# TASK STATEMENT
Find the lines with "加强了政治理论和业务学习" in them and copy them out.

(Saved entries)
◆ ◆ ◆

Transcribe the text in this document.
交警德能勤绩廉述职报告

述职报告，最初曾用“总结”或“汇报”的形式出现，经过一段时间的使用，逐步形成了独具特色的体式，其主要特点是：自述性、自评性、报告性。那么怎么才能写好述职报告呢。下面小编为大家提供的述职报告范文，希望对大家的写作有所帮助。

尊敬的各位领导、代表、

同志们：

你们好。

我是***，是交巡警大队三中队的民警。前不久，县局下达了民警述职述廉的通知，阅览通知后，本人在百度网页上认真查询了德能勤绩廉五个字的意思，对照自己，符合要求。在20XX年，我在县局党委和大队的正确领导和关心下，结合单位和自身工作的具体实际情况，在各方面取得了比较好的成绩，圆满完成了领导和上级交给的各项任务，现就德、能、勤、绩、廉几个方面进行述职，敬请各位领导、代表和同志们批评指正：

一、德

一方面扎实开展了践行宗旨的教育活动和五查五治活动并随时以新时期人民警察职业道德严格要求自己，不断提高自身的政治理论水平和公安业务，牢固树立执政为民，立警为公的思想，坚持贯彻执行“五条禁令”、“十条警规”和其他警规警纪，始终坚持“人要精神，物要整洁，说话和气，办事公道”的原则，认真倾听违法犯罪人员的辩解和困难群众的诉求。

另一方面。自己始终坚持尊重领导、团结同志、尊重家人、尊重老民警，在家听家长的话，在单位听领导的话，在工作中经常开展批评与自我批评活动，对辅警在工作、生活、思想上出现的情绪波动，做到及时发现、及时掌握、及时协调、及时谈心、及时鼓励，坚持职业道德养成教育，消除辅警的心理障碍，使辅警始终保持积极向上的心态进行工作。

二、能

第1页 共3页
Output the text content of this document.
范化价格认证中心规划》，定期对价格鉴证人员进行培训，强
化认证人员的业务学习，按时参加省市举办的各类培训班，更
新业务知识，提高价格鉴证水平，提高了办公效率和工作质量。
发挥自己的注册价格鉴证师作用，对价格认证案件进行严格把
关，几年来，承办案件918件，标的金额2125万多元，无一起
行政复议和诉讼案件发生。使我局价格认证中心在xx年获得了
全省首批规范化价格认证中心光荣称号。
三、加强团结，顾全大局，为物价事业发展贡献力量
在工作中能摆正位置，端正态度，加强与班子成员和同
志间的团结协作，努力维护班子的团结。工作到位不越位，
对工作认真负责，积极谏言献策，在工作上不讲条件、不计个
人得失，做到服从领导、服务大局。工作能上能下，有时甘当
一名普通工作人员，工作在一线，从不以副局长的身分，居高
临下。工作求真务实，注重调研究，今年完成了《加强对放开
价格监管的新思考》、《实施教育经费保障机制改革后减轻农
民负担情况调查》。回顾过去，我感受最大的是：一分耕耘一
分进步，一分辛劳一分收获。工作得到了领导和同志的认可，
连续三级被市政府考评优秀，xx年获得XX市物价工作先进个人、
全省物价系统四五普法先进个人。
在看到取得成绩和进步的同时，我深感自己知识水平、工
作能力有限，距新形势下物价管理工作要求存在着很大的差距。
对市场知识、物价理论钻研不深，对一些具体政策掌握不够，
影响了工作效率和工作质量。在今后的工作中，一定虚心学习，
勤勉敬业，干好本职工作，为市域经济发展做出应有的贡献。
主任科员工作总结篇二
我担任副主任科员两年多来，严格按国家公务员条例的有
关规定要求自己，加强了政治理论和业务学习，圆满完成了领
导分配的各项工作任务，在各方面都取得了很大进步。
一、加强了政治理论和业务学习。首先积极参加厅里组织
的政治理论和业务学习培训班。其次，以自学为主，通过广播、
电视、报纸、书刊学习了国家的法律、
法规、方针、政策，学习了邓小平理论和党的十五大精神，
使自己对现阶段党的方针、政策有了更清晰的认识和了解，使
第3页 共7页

◆ ◆ ◆

# ANSWER TO THIS PROBLEM
关规定要求自己，加强了政治理论和业务学习，圆满完成了领
一、加强了政治理论和业务学习。首先积极参加厅里组织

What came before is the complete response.